I'd agree that it is highly unlikely that such a team would win, but I think James has been taken in by the gambler's fallacy. He writes "The theory of a safe lead is that to overcome it requires a series of events so improbable as to be essentially impossible. If the "dead" team pulls back over the safety line, that just means that they got some part of the impossible sequence—not that they have a meaningful chance to run the whole thing."

It seems to me that if a team climbs back into contention, it's in contention. If a sequence of events are independent, it doesn't matter how lucky or how impossible previous events were. They're water under the bridge. For example, (from Wikipedia) the probability of flipping 21 heads in a row, with a fair coin is 1 in 2,097,152, but the probability of flipping a head after having already flipped 20 heads in a row is simply 0.5

The only thing that matters is the current situation. It's like saying, "There's no way they'll hit another 3-pointer. They just hit five in a row. They're due to miss."

What does this have to do with football? It would be interesting to look at something similar in the NFL. When is a lead so safe that a team should stop throwing? Or when is it so safe a team should only throw on 3rd down? And so on. Basically, when should a winning team stop trying to gain a bigger lead and start trying to simply prevent big mistakes?

The Office Pool 3

You might be wondering why I'm interested in NFL pick 'em pools in the middle of March Madness. Well, there are already plenty of statistical analyses on the NCAA basketball tournament. Here are a couple of sites to get your bracket filled out scientifically.

(Dataset excerpt)

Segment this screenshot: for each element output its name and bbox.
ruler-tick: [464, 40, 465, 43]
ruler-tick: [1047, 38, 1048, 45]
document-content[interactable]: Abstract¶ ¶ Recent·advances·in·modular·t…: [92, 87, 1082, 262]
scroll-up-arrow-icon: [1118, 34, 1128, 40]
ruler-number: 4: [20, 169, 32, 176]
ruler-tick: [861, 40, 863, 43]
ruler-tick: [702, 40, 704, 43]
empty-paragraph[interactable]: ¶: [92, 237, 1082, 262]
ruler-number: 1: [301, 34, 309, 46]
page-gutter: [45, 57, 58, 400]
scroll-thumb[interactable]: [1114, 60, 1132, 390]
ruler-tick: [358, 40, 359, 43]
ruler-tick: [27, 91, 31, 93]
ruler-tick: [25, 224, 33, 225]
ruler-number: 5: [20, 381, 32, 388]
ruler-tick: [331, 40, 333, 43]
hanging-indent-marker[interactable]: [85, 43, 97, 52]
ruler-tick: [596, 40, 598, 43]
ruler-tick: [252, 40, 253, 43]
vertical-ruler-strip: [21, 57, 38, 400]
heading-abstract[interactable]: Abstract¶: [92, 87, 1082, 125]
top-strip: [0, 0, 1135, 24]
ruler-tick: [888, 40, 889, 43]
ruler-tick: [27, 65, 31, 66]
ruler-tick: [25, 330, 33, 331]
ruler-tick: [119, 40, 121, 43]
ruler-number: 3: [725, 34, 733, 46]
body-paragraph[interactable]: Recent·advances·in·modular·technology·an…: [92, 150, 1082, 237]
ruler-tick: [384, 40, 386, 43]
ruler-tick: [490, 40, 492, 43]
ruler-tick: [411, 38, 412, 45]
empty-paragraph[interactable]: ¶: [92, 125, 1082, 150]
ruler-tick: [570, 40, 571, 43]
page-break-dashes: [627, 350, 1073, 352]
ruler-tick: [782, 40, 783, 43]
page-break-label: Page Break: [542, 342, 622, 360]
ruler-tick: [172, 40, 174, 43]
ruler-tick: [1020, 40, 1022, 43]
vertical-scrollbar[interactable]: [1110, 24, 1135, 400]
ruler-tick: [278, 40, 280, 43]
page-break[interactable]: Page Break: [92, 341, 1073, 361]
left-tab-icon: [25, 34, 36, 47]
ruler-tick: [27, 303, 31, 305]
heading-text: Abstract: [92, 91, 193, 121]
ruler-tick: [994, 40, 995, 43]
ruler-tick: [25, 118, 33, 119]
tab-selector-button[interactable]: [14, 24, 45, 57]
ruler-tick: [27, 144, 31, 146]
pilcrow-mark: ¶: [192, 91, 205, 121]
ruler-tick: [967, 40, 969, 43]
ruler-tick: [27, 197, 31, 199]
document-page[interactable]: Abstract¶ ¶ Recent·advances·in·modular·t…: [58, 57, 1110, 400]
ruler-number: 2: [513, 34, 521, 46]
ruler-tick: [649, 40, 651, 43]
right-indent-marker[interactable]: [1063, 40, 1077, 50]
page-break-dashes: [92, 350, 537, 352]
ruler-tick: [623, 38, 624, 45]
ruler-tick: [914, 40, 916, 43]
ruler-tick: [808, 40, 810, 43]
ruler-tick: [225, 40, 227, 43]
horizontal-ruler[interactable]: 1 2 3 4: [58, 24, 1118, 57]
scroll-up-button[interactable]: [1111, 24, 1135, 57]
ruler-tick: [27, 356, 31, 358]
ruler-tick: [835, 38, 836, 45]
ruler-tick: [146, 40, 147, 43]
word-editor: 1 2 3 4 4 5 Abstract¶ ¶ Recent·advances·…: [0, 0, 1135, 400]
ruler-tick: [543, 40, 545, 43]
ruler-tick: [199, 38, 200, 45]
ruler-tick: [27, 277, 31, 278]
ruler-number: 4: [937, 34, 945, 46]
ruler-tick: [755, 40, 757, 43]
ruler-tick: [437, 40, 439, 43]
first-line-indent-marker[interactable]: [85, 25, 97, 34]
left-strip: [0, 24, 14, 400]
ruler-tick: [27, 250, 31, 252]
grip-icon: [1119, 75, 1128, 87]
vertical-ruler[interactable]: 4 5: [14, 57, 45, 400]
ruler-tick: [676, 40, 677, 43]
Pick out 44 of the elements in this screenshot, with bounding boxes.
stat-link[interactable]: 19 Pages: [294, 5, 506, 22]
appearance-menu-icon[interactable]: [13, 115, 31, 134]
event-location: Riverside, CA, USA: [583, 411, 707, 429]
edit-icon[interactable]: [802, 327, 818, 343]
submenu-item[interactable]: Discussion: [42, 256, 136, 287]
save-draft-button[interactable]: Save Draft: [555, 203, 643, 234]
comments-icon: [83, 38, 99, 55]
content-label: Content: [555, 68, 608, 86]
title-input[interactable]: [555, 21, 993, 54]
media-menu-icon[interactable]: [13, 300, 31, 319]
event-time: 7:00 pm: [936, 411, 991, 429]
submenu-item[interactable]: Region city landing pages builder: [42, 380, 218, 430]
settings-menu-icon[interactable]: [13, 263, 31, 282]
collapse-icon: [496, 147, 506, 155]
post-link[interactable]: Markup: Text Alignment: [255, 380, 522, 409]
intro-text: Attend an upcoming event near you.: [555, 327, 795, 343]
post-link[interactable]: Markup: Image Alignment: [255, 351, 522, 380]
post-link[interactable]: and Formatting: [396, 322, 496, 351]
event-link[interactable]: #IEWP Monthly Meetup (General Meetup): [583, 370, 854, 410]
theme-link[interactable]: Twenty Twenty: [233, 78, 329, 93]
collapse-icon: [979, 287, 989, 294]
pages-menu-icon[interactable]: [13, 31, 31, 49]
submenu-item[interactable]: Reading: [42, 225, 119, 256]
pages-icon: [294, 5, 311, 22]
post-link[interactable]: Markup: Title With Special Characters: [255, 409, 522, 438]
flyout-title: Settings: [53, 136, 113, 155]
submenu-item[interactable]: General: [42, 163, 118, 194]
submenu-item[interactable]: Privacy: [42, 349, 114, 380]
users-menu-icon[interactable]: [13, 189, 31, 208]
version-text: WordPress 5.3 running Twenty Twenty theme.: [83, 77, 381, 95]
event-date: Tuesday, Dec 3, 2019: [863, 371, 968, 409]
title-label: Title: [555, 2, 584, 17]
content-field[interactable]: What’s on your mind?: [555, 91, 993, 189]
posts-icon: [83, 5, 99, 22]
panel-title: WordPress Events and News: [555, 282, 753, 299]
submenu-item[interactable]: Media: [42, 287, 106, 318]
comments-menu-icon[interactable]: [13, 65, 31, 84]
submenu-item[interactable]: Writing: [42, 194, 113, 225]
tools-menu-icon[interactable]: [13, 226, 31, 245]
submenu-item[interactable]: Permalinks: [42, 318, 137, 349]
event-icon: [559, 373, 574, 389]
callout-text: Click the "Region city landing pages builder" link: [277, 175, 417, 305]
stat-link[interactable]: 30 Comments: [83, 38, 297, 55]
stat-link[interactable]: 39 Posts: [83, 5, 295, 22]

• _Actions to take_:
A) Set down the records word for word, from the start of the records through the line containing "vertical-ruler-strip: [21, 57, 38, 400]", with both ends included.
B) Take the post on safe leads and office pools further, picking up after its last sentence.

• _Answers to the exercises_:
A)
Segment this screenshot: for each element output its name and bbox.
ruler-tick: [464, 40, 465, 43]
ruler-tick: [1047, 38, 1048, 45]
document-content[interactable]: Abstract¶ ¶ Recent·advances·in·modular·t…: [92, 87, 1082, 262]
scroll-up-arrow-icon: [1118, 34, 1128, 40]
ruler-number: 4: [20, 169, 32, 176]
ruler-tick: [861, 40, 863, 43]
ruler-tick: [702, 40, 704, 43]
empty-paragraph[interactable]: ¶: [92, 237, 1082, 262]
ruler-number: 1: [301, 34, 309, 46]
page-gutter: [45, 57, 58, 400]
scroll-thumb[interactable]: [1114, 60, 1132, 390]
ruler-tick: [358, 40, 359, 43]
ruler-tick: [27, 91, 31, 93]
ruler-tick: [25, 224, 33, 225]
ruler-number: 5: [20, 381, 32, 388]
ruler-tick: [331, 40, 333, 43]
hanging-indent-marker[interactable]: [85, 43, 97, 52]
ruler-tick: [596, 40, 598, 43]
ruler-tick: [252, 40, 253, 43]
vertical-ruler-strip: [21, 57, 38, 400]

B)
But for now, I've got the luxury of time before the NFL season starts, or even draft season, when I can think through these things. In the last post I looked at using the point spreads as a baseline for picking winners. I looked at the accuracy with which the point spread correctly favored straight-up winners. Over the past six seasons, the spread was accurate about 67% of the time, and no single week showed any statistically significant deviation from the overall average. In other words, the spread is no more or less accurate in early or late weeks than throughout the season.

The reason I analyzed spread accuracy by week was because when you're behind in a pick 'em pool, you'll probably have to gamble on some upsets in order to catch up. I wanted to know if it was to your benefit to go against spread favorites in any particular week. The answer is no.

But what about spread amounts? It certainly makes sense that games with +1 or -1 spreads will be less predictable than games with +14 or -14 spreads. But how much less predictable? Is there a point of inflexion when it never makes sense to go against the spread? Are there situations when it's basically a toss up and the spread is no more accurate the flip of a coin?

Below are the answers. The graph shows the accuracy of the spread in terms of predicting the straight-up winner for each spread amount. Data is from all regular season games from 2002-2007.


As expected, the spread predicts winners more accurately with increasing spread amounts. Note the fan-shaped dispersion of the data points. Some spread amounts are far less common than others. For example an 8-point spread is less common than a 7-point spread. At the least common spread amounts, there are fewer cases and therefore a wider range of accuracies.

Also notice how games with spreads less than 3 points are no better than 50% accurate. I wouldn't expect much better than 50% - 55%, but less than 50% is surprising.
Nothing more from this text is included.